| Exercise aim |
Below are entries to be transcribed exactly; exclude the pictures from the copy.

[Data entries]
** BEGIN **

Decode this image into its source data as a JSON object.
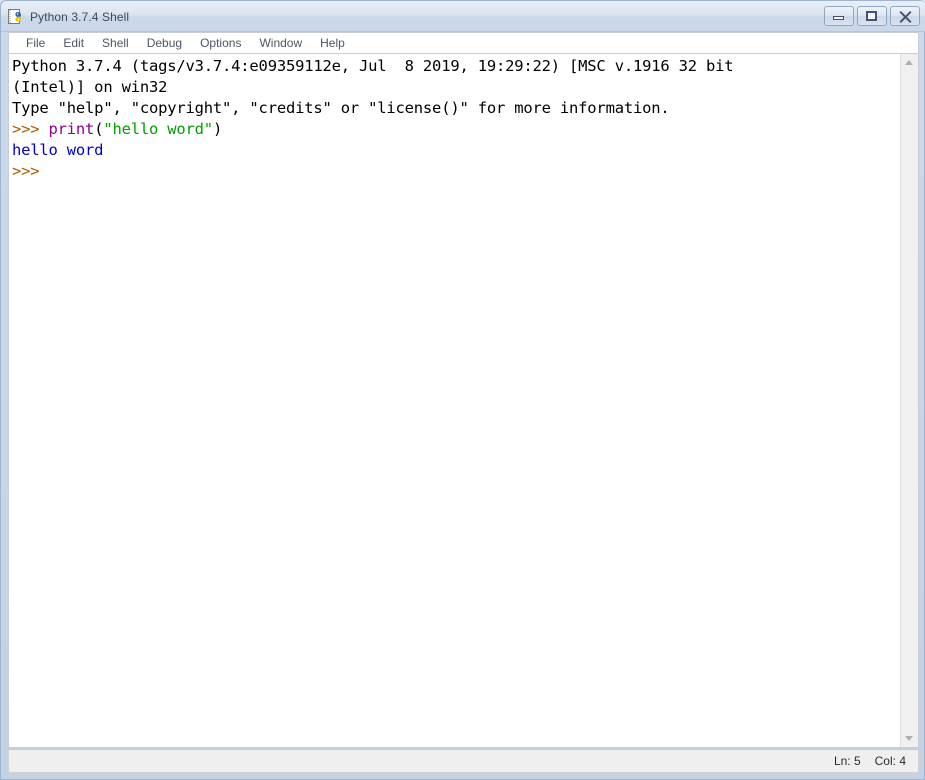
{
  "window": {
    "title": "Python 3.7.4 Shell",
    "icon": "python-idle-icon",
    "controls": {
      "minimize_label": "Minimize",
      "maximize_label": "Maximize",
      "close_label": "Close"
    }
  },
  "menubar": {
    "items": [
      {
        "label": "File"
      },
      {
        "label": "Edit"
      },
      {
        "label": "Shell"
      },
      {
        "label": "Debug"
      },
      {
        "label": "Options"
      },
      {
        "label": "Window"
      },
      {
        "label": "Help"
      }
    ]
  },
  "console": {
    "lines": [
      {
        "name": "banner-line-1",
        "tokens": [
          {
            "class": "tok-plain",
            "text": "Python 3.7.4 (tags/v3.7.4:e09359112e, Jul  8 2019, 19:29:22) [MSC v.1916 32 bit"
          }
        ]
      },
      {
        "name": "banner-line-2",
        "tokens": [
          {
            "class": "tok-plain",
            "text": "(Intel)] on win32"
          }
        ]
      },
      {
        "name": "banner-line-3",
        "tokens": [
          {
            "class": "tok-plain",
            "text": "Type \"help\", \"copyright\", \"credits\" or \"license()\" for more information."
          }
        ]
      },
      {
        "name": "input-line-1",
        "tokens": [
          {
            "class": "tok-prompt",
            "text": ">>> "
          },
          {
            "class": "tok-kw",
            "text": "print"
          },
          {
            "class": "tok-plain",
            "text": "("
          },
          {
            "class": "tok-str",
            "text": "\"hello word\""
          },
          {
            "class": "tok-plain",
            "text": ")"
          }
        ]
      },
      {
        "name": "output-line-1",
        "tokens": [
          {
            "class": "tok-out",
            "text": "hello word"
          }
        ]
      },
      {
        "name": "input-line-2",
        "tokens": [
          {
            "class": "tok-prompt",
            "text": ">>> "
          }
        ]
      }
    ]
  },
  "scrollbar": {
    "up_arrow": "chevron-up-icon",
    "down_arrow": "chevron-down-icon"
  },
  "statusbar": {
    "line_label": "Ln: 5",
    "col_label": "Col: 4"
  },
  "colors": {
    "prompt": "#b35900",
    "keyword": "#900090",
    "string": "#00a000",
    "output": "#0000cc",
    "text": "#000000",
    "console_bg": "#ffffff",
    "titlebar": "#dbe5f1",
    "frame": "#c9d7e9"
  }
}
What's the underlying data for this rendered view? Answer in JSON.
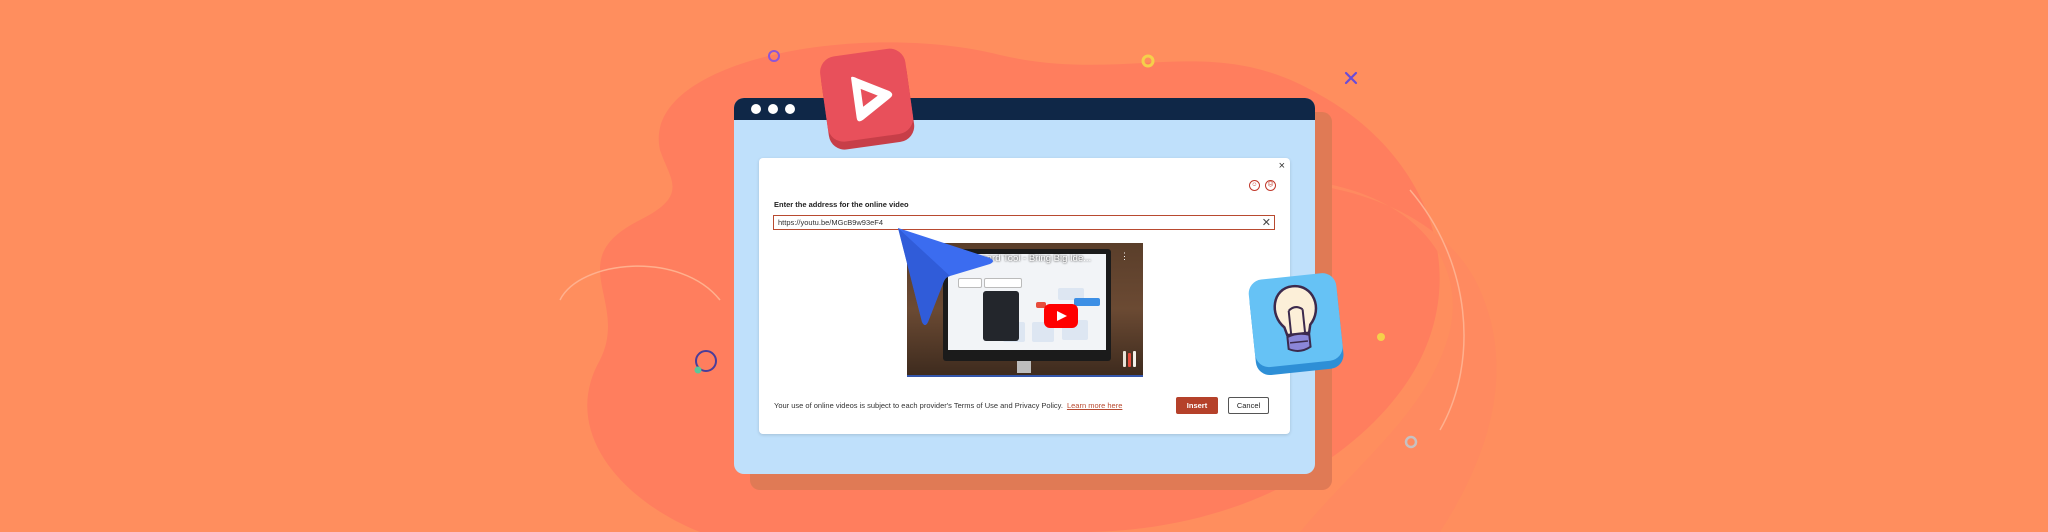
{
  "colors": {
    "background": "#FF8E5E",
    "blob": "#FF7F5E",
    "window_body": "#BFE0FB",
    "window_titlebar": "#0F2747",
    "accent": "#B5412A",
    "play_sticker": "#E8505B",
    "bulb_sticker": "#4FB3F2",
    "cursor": "#3B6CF0"
  },
  "dialog": {
    "close_glyph": "×",
    "prompt_label": "Enter the address for the online video",
    "url_value": "https://youtu.be/MGcB9w93eF4",
    "clear_glyph": "✕",
    "video_title": "...eboard Tool - Bring Big Ide...",
    "terms_text": "Your use of online videos is subject to each provider's Terms of Use and Privacy Policy.",
    "learn_more": "Learn more here",
    "insert_label": "Insert",
    "cancel_label": "Cancel"
  },
  "icons": {
    "play_sticker": "play-icon",
    "bulb_sticker": "lightbulb-icon",
    "cursor": "cursor-arrow-icon"
  }
}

** END **

| Written answer |
Decode this image into its source data as a JSON object.
{
  "window": {
    "title": "Python 3.7.4 Shell",
    "icon": "python-idle-icon",
    "controls": {
      "minimize_label": "Minimize",
      "maximize_label": "Maximize",
      "close_label": "Close"
    }
  },
  "menubar": {
    "items": [
      {
        "label": "File"
      },
      {
        "label": "Edit"
      },
      {
        "label": "Shell"
      },
      {
        "label": "Debug"
      },
      {
        "label": "Options"
      },
      {
        "label": "Window"
      },
      {
        "label": "Help"
      }
    ]
  },
  "console": {
    "lines": [
      {
        "name": "banner-line-1",
        "tokens": [
          {
            "class": "tok-plain",
            "text": "Python 3.7.4 (tags/v3.7.4:e09359112e, Jul  8 2019, 19:29:22) [MSC v.1916 32 bit"
          }
        ]
      },
      {
        "name": "banner-line-2",
        "tokens": [
          {
            "class": "tok-plain",
            "text": "(Intel)] on win32"
          }
        ]
      },
      {
        "name": "banner-line-3",
        "tokens": [
          {
            "class": "tok-plain",
            "text": "Type \"help\", \"copyright\", \"credits\" or \"license()\" for more information."
          }
        ]
      },
      {
        "name": "input-line-1",
        "tokens": [
          {
            "class": "tok-prompt",
            "text": ">>> "
          },
          {
            "class": "tok-kw",
            "text": "print"
          },
          {
            "class": "tok-plain",
            "text": "("
          },
          {
            "class": "tok-str",
            "text": "\"hello word\""
          },
          {
            "class": "tok-plain",
            "text": ")"
          }
        ]
      },
      {
        "name": "output-line-1",
        "tokens": [
          {
            "class": "tok-out",
            "text": "hello word"
          }
        ]
      },
      {
        "name": "input-line-2",
        "tokens": [
          {
            "class": "tok-prompt",
            "text": ">>> "
          }
        ]
      }
    ]
  },
  "scrollbar": {
    "up_arrow": "chevron-up-icon",
    "down_arrow": "chevron-down-icon"
  },
  "statusbar": {
    "line_label": "Ln: 5",
    "col_label": "Col: 4"
  },
  "colors": {
    "prompt": "#b35900",
    "keyword": "#900090",
    "string": "#00a000",
    "output": "#0000cc",
    "text": "#000000",
    "console_bg": "#ffffff",
    "titlebar": "#dbe5f1",
    "frame": "#c9d7e9"
  }
}
What's the underlying data for this rendered view? Answer in JSON.
{
  "colors": {
    "background": "#FF8E5E",
    "blob": "#FF7F5E",
    "window_body": "#BFE0FB",
    "window_titlebar": "#0F2747",
    "accent": "#B5412A",
    "play_sticker": "#E8505B",
    "bulb_sticker": "#4FB3F2",
    "cursor": "#3B6CF0"
  },
  "dialog": {
    "close_glyph": "×",
    "prompt_label": "Enter the address for the online video",
    "url_value": "https://youtu.be/MGcB9w93eF4",
    "clear_glyph": "✕",
    "video_title": "...eboard Tool - Bring Big Ide...",
    "terms_text": "Your use of online videos is subject to each provider's Terms of Use and Privacy Policy.",
    "learn_more": "Learn more here",
    "insert_label": "Insert",
    "cancel_label": "Cancel"
  },
  "icons": {
    "play_sticker": "play-icon",
    "bulb_sticker": "lightbulb-icon",
    "cursor": "cursor-arrow-icon"
  }
}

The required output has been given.